- [GIVEN PROBLEM]:
Reproduce the whole listing, character for character.

--- --- ---

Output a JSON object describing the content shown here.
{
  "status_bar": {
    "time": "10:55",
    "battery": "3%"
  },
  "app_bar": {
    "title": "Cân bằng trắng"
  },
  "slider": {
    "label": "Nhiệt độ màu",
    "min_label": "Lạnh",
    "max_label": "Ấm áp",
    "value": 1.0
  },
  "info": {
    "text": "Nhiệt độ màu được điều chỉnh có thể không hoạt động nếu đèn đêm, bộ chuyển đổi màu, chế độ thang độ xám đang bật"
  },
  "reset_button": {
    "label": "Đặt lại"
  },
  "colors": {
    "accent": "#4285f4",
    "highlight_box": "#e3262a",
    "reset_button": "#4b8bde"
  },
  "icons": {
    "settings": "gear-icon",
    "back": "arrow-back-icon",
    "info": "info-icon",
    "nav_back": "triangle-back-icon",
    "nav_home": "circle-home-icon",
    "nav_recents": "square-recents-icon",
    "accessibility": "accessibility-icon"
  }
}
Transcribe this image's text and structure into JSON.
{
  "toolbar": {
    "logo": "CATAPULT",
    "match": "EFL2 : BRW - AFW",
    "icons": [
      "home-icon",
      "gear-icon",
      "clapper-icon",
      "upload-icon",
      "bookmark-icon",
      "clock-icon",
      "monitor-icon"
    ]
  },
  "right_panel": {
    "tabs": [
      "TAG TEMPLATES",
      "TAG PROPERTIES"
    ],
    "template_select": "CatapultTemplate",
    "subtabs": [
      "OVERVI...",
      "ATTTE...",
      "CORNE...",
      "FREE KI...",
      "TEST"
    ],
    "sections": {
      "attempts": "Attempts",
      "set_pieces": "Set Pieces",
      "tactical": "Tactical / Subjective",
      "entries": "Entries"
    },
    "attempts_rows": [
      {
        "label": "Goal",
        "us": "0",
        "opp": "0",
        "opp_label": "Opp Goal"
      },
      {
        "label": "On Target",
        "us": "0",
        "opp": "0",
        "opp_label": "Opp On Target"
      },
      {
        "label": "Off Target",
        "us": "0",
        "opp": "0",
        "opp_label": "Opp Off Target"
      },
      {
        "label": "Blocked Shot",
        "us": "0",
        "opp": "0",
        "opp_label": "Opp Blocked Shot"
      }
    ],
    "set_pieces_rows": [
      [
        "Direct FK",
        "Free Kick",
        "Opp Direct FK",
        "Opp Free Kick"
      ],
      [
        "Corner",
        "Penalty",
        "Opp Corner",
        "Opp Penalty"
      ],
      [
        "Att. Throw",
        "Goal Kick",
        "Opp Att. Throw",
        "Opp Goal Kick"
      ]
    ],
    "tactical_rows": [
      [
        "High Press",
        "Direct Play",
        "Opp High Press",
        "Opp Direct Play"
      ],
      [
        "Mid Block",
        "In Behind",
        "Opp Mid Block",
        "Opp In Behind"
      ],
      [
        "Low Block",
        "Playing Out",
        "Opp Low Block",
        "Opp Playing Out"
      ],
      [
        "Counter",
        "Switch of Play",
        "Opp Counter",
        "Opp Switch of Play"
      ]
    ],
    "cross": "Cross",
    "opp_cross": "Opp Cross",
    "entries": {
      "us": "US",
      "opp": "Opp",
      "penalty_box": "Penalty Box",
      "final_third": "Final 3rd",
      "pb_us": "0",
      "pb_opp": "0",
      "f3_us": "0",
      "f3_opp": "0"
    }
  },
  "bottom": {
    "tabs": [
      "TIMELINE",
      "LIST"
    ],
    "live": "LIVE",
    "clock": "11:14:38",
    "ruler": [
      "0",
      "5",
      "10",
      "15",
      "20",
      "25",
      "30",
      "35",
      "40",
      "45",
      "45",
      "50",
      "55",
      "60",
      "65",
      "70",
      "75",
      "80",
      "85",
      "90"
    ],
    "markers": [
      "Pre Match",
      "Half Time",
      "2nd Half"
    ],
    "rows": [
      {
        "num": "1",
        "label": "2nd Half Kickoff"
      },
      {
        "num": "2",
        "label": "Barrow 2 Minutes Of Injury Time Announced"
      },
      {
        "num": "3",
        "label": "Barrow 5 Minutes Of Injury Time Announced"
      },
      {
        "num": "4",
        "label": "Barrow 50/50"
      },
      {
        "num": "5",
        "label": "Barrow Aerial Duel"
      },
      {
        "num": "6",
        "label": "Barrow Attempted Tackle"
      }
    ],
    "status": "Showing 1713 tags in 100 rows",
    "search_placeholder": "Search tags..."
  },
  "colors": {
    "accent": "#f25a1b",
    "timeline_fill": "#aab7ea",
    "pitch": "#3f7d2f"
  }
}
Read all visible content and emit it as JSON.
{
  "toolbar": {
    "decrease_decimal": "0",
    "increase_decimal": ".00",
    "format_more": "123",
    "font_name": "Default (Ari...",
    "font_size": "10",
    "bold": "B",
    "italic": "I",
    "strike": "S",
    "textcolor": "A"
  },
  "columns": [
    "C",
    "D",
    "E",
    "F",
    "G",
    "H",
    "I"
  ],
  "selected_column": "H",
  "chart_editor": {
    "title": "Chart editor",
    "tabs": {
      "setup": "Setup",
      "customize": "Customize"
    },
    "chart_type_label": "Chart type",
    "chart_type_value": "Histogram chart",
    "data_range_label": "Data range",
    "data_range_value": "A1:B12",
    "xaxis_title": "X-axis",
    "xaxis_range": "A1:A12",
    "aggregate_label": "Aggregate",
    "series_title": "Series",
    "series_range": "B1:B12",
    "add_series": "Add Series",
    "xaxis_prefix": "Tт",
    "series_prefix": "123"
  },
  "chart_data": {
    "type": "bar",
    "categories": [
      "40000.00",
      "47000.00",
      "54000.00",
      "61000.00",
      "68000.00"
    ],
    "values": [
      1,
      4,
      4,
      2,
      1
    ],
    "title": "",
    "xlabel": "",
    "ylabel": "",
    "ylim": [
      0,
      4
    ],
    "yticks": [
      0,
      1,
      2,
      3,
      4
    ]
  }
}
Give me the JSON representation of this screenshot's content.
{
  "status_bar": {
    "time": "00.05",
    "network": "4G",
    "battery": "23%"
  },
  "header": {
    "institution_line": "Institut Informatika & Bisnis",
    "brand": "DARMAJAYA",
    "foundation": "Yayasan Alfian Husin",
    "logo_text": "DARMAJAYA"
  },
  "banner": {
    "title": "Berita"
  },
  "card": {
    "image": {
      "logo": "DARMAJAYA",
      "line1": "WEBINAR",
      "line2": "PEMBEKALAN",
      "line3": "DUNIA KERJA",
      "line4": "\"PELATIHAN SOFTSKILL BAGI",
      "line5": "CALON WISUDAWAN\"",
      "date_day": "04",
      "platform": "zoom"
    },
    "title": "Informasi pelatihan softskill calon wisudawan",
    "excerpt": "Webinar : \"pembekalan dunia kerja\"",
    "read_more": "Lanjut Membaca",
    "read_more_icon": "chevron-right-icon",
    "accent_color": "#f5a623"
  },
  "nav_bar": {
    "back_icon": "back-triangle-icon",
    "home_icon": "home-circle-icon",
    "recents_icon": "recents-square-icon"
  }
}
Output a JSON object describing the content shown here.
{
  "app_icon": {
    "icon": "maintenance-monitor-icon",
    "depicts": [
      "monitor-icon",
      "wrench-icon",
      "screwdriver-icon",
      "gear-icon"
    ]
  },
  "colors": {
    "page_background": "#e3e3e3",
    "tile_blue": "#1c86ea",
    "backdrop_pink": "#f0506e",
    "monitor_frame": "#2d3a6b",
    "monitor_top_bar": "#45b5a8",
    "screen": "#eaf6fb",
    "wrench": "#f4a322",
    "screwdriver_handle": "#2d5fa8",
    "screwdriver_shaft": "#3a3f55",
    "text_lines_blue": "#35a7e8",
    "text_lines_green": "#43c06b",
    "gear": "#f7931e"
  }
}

--- --- ---

- [COMPLETE OUTPUT]:
Output a JSON object describing the content shown here.
{
  "status_bar": {
    "time": "10:55",
    "battery": "3%"
  },
  "app_bar": {
    "title": "Cân bằng trắng"
  },
  "slider": {
    "label": "Nhiệt độ màu",
    "min_label": "Lạnh",
    "max_label": "Ấm áp",
    "value": 1.0
  },
  "info": {
    "text": "Nhiệt độ màu được điều chỉnh có thể không hoạt động nếu đèn đêm, bộ chuyển đổi màu, chế độ thang độ xám đang bật"
  },
  "reset_button": {
    "label": "Đặt lại"
  },
  "colors": {
    "accent": "#4285f4",
    "highlight_box": "#e3262a",
    "reset_button": "#4b8bde"
  },
  "icons": {
    "settings": "gear-icon",
    "back": "arrow-back-icon",
    "info": "info-icon",
    "nav_back": "triangle-back-icon",
    "nav_home": "circle-home-icon",
    "nav_recents": "square-recents-icon",
    "accessibility": "accessibility-icon"
  }
}
Transcribe this image's text and structure into JSON.
{
  "toolbar": {
    "logo": "CATAPULT",
    "match": "EFL2 : BRW - AFW",
    "icons": [
      "home-icon",
      "gear-icon",
      "clapper-icon",
      "upload-icon",
      "bookmark-icon",
      "clock-icon",
      "monitor-icon"
    ]
  },
  "right_panel": {
    "tabs": [
      "TAG TEMPLATES",
      "TAG PROPERTIES"
    ],
    "template_select": "CatapultTemplate",
    "subtabs": [
      "OVERVI...",
      "ATTTE...",
      "CORNE...",
      "FREE KI...",
      "TEST"
    ],
    "sections": {
      "attempts": "Attempts",
      "set_pieces": "Set Pieces",
      "tactical": "Tactical / Subjective",
      "entries": "Entries"
    },
    "attempts_rows": [
      {
        "label": "Goal",
        "us": "0",
        "opp": "0",
        "opp_label": "Opp Goal"
      },
      {
        "label": "On Target",
        "us": "0",
        "opp": "0",
        "opp_label": "Opp On Target"
      },
      {
        "label": "Off Target",
        "us": "0",
        "opp": "0",
        "opp_label": "Opp Off Target"
      },
      {
        "label": "Blocked Shot",
        "us": "0",
        "opp": "0",
        "opp_label": "Opp Blocked Shot"
      }
    ],
    "set_pieces_rows": [
      [
        "Direct FK",
        "Free Kick",
        "Opp Direct FK",
        "Opp Free Kick"
      ],
      [
        "Corner",
        "Penalty",
        "Opp Corner",
        "Opp Penalty"
      ],
      [
        "Att. Throw",
        "Goal Kick",
        "Opp Att. Throw",
        "Opp Goal Kick"
      ]
    ],
    "tactical_rows": [
      [
        "High Press",
        "Direct Play",
        "Opp High Press",
        "Opp Direct Play"
      ],
      [
        "Mid Block",
        "In Behind",
        "Opp Mid Block",
        "Opp In Behind"
      ],
      [
        "Low Block",
        "Playing Out",
        "Opp Low Block",
        "Opp Playing Out"
      ],
      [
        "Counter",
        "Switch of Play",
        "Opp Counter",
        "Opp Switch of Play"
      ]
    ],
    "cross": "Cross",
    "opp_cross": "Opp Cross",
    "entries": {
      "us": "US",
      "opp": "Opp",
      "penalty_box": "Penalty Box",
      "final_third": "Final 3rd",
      "pb_us": "0",
      "pb_opp": "0",
      "f3_us": "0",
      "f3_opp": "0"
    }
  },
  "bottom": {
    "tabs": [
      "TIMELINE",
      "LIST"
    ],
    "live": "LIVE",
    "clock": "11:14:38",
    "ruler": [
      "0",
      "5",
      "10",
      "15",
      "20",
      "25",
      "30",
      "35",
      "40",
      "45",
      "45",
      "50",
      "55",
      "60",
      "65",
      "70",
      "75",
      "80",
      "85",
      "90"
    ],
    "markers": [
      "Pre Match",
      "Half Time",
      "2nd Half"
    ],
    "rows": [
      {
        "num": "1",
        "label": "2nd Half Kickoff"
      },
      {
        "num": "2",
        "label": "Barrow 2 Minutes Of Injury Time Announced"
      },
      {
        "num": "3",
        "label": "Barrow 5 Minutes Of Injury Time Announced"
      },
      {
        "num": "4",
        "label": "Barrow 50/50"
      },
      {
        "num": "5",
        "label": "Barrow Aerial Duel"
      },
      {
        "num": "6",
        "label": "Barrow Attempted Tackle"
      }
    ],
    "status": "Showing 1713 tags in 100 rows",
    "search_placeholder": "Search tags..."
  },
  "colors": {
    "accent": "#f25a1b",
    "timeline_fill": "#aab7ea",
    "pitch": "#3f7d2f"
  }
}
Read all visible content and emit it as JSON.
{
  "toolbar": {
    "decrease_decimal": "0",
    "increase_decimal": ".00",
    "format_more": "123",
    "font_name": "Default (Ari...",
    "font_size": "10",
    "bold": "B",
    "italic": "I",
    "strike": "S",
    "textcolor": "A"
  },
  "columns": [
    "C",
    "D",
    "E",
    "F",
    "G",
    "H",
    "I"
  ],
  "selected_column": "H",
  "chart_editor": {
    "title": "Chart editor",
    "tabs": {
      "setup": "Setup",
      "customize": "Customize"
    },
    "chart_type_label": "Chart type",
    "chart_type_value": "Histogram chart",
    "data_range_label": "Data range",
    "data_range_value": "A1:B12",
    "xaxis_title": "X-axis",
    "xaxis_range": "A1:A12",
    "aggregate_label": "Aggregate",
    "series_title": "Series",
    "series_range": "B1:B12",
    "add_series": "Add Series",
    "xaxis_prefix": "Tт",
    "series_prefix": "123"
  },
  "chart_data": {
    "type": "bar",
    "categories": [
      "40000.00",
      "47000.00",
      "54000.00",
      "61000.00",
      "68000.00"
    ],
    "values": [
      1,
      4,
      4,
      2,
      1
    ],
    "title": "",
    "xlabel": "",
    "ylabel": "",
    "ylim": [
      0,
      4
    ],
    "yticks": [
      0,
      1,
      2,
      3,
      4
    ]
  }
}
Give me the JSON representation of this screenshot's content.
{
  "status_bar": {
    "time": "00.05",
    "network": "4G",
    "battery": "23%"
  },
  "header": {
    "institution_line": "Institut Informatika & Bisnis",
    "brand": "DARMAJAYA",
    "foundation": "Yayasan Alfian Husin",
    "logo_text": "DARMAJAYA"
  },
  "banner": {
    "title": "Berita"
  },
  "card": {
    "image": {
      "logo": "DARMAJAYA",
      "line1": "WEBINAR",
      "line2": "PEMBEKALAN",
      "line3": "DUNIA KERJA",
      "line4": "\"PELATIHAN SOFTSKILL BAGI",
      "line5": "CALON WISUDAWAN\"",
      "date_day": "04",
      "platform": "zoom"
    },
    "title": "Informasi pelatihan softskill calon wisudawan",
    "excerpt": "Webinar : \"pembekalan dunia kerja\"",
    "read_more": "Lanjut Membaca",
    "read_more_icon": "chevron-right-icon",
    "accent_color": "#f5a623"
  },
  "nav_bar": {
    "back_icon": "back-triangle-icon",
    "home_icon": "home-circle-icon",
    "recents_icon": "recents-square-icon"
  }
}
Output a JSON object describing the content shown here.
{
  "app_icon": {
    "icon": "maintenance-monitor-icon",
    "depicts": [
      "monitor-icon",
      "wrench-icon",
      "screwdriver-icon",
      "gear-icon"
    ]
  },
  "colors": {
    "page_background": "#e3e3e3",
    "tile_blue": "#1c86ea",
    "backdrop_pink": "#f0506e",
    "monitor_frame": "#2d3a6b",
    "monitor_top_bar": "#45b5a8",
    "screen": "#eaf6fb",
    "wrench": "#f4a322",
    "screwdriver_handle": "#2d5fa8",
    "screwdriver_shaft": "#3a3f55",
    "text_lines_blue": "#35a7e8",
    "text_lines_green": "#43c06b",
    "gear": "#f7931e"
  }
}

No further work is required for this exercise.